**Aim**: Whenever a line below holds the word "into", copy that line.

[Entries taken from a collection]
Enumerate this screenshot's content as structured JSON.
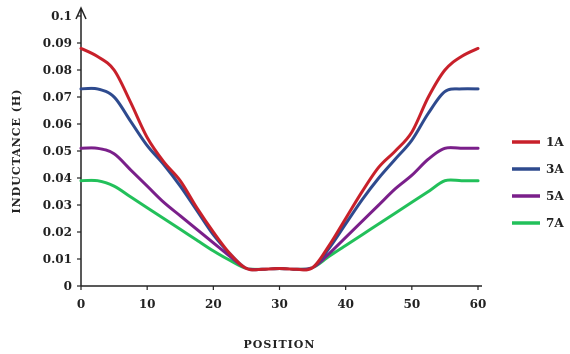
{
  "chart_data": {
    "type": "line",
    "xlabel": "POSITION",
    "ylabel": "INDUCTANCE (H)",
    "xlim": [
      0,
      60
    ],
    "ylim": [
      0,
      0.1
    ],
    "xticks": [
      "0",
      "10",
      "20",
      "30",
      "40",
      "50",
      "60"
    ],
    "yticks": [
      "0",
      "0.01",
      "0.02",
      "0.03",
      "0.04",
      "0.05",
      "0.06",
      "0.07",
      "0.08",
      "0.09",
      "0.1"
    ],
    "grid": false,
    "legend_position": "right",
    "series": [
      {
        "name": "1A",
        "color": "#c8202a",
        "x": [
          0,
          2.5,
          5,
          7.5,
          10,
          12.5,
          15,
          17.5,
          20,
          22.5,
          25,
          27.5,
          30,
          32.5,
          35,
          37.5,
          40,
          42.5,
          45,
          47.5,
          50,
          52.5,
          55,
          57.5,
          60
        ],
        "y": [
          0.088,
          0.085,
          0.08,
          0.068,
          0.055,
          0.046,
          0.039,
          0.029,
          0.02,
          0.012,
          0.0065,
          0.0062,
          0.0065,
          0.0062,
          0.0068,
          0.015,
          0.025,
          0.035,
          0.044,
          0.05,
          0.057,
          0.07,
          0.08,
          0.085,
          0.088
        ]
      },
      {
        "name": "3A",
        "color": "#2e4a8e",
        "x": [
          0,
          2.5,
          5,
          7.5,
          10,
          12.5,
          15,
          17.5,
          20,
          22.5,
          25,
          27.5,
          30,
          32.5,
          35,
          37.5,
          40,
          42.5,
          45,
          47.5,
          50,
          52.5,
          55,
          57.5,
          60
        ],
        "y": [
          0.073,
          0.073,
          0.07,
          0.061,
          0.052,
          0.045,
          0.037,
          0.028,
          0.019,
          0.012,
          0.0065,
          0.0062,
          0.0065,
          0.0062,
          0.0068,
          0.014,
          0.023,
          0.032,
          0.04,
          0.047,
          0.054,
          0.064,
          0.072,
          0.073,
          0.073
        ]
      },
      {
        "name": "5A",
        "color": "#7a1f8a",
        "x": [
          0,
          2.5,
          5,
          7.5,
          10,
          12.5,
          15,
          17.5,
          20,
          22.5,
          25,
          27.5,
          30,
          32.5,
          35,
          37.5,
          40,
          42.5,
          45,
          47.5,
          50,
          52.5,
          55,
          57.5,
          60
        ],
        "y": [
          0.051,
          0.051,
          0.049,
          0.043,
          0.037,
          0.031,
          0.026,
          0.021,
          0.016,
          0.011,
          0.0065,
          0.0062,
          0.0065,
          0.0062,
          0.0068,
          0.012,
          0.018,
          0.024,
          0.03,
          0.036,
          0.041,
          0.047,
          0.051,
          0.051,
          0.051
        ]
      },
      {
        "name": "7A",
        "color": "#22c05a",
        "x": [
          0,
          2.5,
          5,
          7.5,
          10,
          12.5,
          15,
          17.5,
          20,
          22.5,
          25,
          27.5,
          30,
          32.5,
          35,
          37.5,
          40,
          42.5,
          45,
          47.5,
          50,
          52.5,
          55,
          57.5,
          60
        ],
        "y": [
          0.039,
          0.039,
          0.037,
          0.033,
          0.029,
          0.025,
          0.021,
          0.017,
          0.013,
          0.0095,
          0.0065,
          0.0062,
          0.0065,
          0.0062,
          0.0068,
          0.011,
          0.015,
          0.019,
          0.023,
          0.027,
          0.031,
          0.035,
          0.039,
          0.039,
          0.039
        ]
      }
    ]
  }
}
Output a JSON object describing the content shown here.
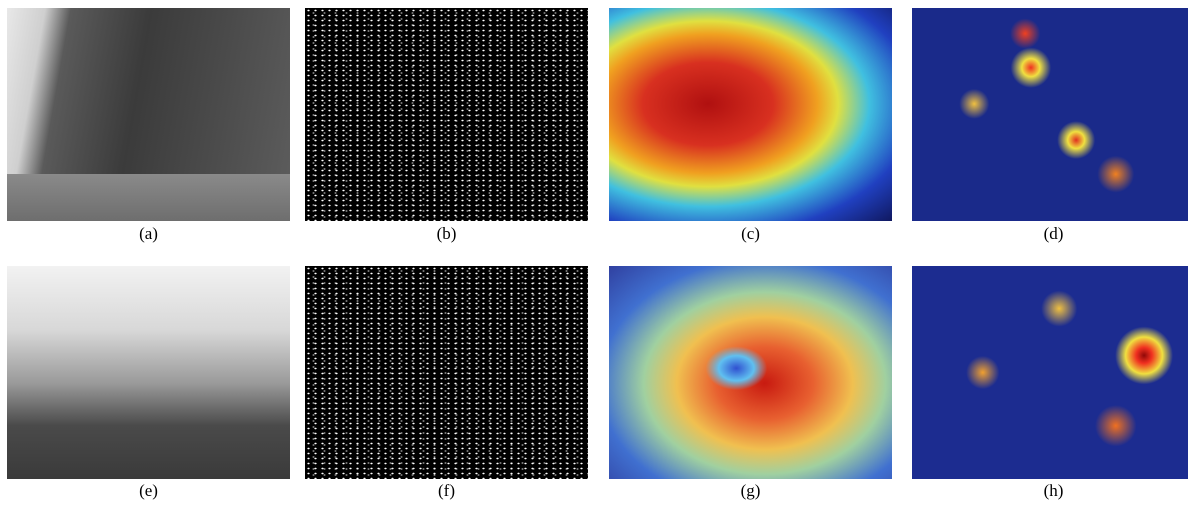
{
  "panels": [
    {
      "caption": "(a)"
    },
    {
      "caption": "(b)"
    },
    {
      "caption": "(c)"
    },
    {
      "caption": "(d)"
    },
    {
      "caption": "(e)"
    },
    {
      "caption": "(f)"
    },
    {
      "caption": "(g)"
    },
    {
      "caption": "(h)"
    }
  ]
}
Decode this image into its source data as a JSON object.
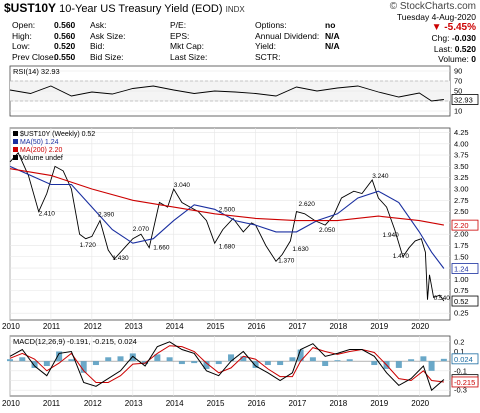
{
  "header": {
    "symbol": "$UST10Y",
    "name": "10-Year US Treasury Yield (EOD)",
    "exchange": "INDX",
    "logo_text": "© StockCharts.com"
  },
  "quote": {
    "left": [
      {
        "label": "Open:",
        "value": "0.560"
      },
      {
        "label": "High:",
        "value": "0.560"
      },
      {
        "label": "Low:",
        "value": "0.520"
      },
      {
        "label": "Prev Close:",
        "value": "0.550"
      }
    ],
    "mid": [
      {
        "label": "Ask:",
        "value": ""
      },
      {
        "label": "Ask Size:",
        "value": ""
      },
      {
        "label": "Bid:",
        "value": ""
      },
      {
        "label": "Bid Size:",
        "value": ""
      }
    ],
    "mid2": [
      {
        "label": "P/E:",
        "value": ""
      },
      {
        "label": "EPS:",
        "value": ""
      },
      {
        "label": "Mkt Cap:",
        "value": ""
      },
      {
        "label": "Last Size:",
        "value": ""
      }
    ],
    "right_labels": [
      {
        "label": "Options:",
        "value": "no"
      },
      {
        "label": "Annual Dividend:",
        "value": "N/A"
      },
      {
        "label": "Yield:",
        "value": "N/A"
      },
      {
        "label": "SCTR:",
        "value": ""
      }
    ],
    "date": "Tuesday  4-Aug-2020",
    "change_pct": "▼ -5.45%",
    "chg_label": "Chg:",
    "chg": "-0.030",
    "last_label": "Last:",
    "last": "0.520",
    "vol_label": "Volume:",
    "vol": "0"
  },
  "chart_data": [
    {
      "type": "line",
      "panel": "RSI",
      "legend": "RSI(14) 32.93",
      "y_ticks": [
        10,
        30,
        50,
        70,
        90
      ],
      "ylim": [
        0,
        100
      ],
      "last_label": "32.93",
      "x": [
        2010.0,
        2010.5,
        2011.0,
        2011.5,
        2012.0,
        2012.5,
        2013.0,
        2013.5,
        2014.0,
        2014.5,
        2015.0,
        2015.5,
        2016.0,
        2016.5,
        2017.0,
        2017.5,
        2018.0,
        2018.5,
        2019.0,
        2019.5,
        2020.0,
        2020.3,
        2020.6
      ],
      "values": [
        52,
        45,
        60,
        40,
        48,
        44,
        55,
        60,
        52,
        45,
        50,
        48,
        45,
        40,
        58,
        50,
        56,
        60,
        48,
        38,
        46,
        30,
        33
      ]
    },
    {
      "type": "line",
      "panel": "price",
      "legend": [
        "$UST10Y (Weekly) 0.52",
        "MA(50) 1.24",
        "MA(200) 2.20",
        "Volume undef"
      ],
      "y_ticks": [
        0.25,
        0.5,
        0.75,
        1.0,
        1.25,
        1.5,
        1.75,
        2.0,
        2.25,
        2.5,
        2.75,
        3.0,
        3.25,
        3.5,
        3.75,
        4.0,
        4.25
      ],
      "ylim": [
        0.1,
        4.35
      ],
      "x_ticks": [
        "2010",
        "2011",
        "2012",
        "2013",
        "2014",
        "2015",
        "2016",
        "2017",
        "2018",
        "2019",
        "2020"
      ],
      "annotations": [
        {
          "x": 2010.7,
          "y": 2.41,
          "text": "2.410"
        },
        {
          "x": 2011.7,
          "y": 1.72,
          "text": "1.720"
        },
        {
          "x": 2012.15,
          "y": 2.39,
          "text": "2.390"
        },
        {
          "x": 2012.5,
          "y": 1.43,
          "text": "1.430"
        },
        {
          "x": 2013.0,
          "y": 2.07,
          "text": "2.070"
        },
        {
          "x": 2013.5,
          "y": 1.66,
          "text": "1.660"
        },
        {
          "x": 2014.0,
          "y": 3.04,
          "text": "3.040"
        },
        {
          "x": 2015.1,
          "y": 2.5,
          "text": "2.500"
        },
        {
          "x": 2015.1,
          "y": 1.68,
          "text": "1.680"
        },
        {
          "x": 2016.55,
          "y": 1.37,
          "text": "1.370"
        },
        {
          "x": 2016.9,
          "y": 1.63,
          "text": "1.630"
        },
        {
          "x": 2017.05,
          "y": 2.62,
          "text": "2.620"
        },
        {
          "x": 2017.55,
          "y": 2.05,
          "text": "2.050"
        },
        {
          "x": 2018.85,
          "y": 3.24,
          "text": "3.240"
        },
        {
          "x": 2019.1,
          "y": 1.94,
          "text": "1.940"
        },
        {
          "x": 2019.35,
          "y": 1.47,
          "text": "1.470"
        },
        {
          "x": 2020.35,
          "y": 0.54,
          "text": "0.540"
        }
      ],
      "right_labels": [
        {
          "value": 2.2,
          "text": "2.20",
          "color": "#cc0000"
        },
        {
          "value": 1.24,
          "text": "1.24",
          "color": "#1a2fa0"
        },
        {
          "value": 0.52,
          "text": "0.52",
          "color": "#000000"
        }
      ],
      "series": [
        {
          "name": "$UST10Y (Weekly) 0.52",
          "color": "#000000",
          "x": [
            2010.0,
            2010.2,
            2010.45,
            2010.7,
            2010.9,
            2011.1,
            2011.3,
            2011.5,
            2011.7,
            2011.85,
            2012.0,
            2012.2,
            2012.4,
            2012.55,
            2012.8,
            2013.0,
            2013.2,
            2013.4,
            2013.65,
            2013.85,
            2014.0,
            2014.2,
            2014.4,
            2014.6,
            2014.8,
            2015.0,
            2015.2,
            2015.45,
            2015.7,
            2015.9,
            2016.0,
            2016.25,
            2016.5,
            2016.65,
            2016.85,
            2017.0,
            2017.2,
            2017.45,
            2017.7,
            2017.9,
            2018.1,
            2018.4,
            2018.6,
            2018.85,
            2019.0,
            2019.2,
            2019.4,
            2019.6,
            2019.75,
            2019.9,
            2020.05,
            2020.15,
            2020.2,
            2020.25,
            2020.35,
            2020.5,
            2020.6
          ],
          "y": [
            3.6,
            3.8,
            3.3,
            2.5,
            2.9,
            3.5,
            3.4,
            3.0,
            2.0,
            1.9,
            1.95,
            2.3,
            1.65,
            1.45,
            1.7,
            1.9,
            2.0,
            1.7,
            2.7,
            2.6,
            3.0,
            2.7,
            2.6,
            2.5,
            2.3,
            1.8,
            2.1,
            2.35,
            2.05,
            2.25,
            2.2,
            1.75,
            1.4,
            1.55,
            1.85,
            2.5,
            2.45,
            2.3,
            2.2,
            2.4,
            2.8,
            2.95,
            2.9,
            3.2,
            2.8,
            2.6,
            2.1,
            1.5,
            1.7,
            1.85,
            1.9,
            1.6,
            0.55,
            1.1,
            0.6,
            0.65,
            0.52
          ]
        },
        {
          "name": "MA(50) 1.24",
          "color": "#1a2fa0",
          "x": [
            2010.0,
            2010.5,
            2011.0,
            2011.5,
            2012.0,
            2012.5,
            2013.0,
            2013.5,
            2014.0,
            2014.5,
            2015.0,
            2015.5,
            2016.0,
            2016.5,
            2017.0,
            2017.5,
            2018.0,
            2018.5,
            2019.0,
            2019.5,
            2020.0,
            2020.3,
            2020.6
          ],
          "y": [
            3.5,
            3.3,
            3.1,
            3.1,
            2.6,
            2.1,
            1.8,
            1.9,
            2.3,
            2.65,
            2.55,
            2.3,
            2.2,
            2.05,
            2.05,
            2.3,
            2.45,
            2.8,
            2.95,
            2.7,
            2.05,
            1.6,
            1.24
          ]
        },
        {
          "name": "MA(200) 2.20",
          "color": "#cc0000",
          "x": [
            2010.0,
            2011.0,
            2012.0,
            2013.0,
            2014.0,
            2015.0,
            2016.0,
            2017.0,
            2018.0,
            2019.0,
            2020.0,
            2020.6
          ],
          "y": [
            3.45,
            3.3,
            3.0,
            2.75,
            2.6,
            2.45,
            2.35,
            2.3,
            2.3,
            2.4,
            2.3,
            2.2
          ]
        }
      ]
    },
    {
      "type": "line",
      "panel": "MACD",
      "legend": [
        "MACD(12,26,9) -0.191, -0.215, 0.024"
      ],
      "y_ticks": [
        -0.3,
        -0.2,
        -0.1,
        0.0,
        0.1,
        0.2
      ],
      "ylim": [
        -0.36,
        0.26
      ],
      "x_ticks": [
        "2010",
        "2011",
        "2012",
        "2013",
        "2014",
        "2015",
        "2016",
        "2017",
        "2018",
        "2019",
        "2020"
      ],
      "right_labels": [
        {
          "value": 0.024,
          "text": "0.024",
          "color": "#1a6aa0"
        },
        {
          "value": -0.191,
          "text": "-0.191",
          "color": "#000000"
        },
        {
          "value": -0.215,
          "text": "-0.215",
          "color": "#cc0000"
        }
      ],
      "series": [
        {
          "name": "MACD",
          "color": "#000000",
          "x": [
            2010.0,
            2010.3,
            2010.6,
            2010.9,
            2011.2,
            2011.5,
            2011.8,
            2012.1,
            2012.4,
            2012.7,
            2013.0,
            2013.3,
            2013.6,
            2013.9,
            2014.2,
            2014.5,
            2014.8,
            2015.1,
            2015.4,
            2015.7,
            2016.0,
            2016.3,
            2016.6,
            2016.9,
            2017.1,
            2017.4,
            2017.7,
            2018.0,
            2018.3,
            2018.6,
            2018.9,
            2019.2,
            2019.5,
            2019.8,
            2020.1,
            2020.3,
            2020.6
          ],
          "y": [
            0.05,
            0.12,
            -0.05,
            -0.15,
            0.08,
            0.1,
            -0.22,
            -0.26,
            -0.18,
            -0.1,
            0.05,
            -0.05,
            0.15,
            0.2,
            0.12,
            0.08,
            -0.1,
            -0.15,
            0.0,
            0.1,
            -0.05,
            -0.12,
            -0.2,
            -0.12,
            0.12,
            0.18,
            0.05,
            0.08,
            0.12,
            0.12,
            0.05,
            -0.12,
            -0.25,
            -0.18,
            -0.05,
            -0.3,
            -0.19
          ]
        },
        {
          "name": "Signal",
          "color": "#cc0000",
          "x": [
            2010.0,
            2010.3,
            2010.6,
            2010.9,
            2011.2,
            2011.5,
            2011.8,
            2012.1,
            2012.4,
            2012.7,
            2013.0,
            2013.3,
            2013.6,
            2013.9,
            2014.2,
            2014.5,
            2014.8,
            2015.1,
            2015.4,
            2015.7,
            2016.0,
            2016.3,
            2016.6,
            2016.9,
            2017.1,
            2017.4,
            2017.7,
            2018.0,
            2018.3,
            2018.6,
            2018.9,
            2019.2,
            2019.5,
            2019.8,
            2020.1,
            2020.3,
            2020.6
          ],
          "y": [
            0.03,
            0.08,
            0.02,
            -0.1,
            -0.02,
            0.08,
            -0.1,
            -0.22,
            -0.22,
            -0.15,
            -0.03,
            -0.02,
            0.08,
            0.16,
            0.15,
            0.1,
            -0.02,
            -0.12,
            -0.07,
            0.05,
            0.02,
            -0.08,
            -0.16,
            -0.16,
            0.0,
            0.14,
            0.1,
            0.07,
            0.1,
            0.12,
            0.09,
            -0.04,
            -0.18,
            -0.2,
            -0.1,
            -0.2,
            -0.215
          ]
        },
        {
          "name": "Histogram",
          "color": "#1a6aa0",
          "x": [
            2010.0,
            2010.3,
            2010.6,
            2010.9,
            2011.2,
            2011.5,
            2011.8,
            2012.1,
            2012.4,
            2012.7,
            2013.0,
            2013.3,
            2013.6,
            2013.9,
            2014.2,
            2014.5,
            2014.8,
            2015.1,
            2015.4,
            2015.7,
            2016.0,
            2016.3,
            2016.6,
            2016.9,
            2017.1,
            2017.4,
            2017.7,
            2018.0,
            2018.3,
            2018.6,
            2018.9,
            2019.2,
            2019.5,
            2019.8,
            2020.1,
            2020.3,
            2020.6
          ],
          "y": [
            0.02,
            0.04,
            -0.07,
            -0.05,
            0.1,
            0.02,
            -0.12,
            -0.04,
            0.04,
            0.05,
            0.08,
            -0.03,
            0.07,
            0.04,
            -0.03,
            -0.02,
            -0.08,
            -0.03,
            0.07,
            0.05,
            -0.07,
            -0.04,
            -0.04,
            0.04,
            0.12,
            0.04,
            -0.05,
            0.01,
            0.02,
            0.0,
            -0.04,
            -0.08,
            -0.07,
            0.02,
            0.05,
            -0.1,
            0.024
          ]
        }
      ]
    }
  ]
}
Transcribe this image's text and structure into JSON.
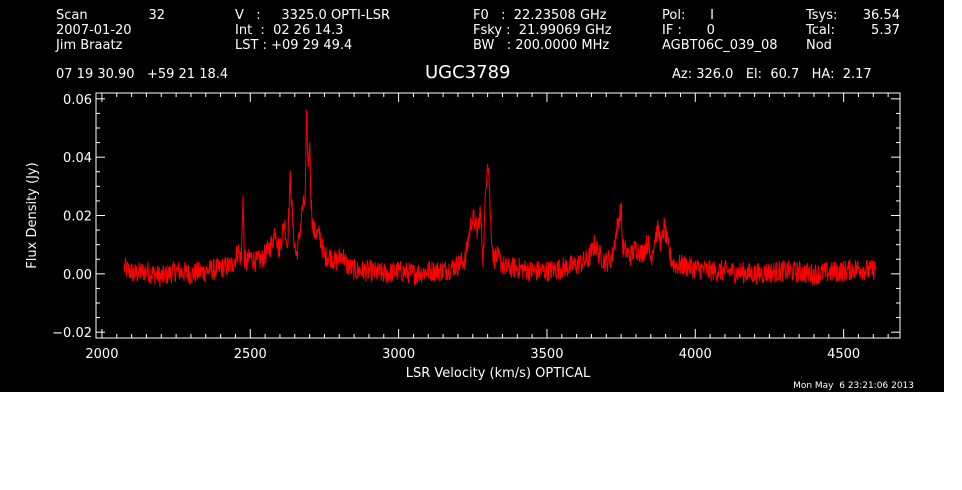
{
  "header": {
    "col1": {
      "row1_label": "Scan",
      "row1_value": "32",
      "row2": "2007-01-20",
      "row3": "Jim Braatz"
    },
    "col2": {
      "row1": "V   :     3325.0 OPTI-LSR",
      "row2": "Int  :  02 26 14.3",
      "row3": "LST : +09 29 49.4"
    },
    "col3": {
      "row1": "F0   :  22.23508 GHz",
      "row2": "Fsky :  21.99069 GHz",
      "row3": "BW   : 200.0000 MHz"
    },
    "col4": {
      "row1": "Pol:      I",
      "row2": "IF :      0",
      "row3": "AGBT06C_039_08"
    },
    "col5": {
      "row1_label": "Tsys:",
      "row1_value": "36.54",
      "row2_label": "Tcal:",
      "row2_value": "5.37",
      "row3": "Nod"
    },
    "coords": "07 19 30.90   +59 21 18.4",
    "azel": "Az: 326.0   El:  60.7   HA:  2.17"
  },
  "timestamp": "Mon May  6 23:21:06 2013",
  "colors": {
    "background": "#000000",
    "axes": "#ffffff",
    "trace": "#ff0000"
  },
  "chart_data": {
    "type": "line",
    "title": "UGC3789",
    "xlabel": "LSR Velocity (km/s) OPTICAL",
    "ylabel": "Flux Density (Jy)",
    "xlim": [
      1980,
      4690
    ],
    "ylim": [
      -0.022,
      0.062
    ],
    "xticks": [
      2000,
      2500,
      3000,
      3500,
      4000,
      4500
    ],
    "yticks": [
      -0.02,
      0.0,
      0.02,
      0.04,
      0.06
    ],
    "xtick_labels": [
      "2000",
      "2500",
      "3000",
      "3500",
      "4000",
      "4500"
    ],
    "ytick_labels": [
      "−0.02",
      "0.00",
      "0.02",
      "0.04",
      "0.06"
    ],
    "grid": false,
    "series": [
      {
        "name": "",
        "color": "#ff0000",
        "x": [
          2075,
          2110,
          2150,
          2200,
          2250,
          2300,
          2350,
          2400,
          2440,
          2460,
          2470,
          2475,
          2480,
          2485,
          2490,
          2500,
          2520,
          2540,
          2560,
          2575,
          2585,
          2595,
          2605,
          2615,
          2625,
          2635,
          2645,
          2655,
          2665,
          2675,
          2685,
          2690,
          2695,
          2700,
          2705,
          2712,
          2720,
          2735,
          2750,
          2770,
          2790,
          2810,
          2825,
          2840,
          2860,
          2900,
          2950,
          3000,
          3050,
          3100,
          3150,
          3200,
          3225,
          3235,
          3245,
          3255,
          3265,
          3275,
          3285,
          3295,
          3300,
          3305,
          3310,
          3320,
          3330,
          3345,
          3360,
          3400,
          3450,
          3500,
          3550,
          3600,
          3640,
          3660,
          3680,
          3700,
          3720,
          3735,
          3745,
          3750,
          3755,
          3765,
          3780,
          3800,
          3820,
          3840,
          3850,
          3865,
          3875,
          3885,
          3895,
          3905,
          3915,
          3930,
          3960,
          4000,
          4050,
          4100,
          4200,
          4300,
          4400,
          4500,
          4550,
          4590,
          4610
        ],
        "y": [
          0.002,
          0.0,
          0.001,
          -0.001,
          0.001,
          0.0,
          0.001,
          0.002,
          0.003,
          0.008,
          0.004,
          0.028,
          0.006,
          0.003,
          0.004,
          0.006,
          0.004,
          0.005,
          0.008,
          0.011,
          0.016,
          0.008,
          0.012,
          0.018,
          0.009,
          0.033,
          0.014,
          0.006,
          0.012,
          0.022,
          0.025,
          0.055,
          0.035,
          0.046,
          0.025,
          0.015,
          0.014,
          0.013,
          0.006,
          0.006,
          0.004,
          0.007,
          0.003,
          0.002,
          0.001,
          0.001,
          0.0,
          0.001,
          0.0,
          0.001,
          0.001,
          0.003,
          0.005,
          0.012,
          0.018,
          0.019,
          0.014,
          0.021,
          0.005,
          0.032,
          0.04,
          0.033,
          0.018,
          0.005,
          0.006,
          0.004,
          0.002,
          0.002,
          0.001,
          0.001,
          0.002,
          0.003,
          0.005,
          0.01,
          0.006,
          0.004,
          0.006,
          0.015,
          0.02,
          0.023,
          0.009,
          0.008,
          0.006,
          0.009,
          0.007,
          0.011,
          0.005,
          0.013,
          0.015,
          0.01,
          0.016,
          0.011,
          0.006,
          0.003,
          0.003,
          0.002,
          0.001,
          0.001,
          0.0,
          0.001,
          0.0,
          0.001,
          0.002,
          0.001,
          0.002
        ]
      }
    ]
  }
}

**Task result**:
Decode this image into its source data as a JSON object.
Transcribe this image's text and structure into JSON.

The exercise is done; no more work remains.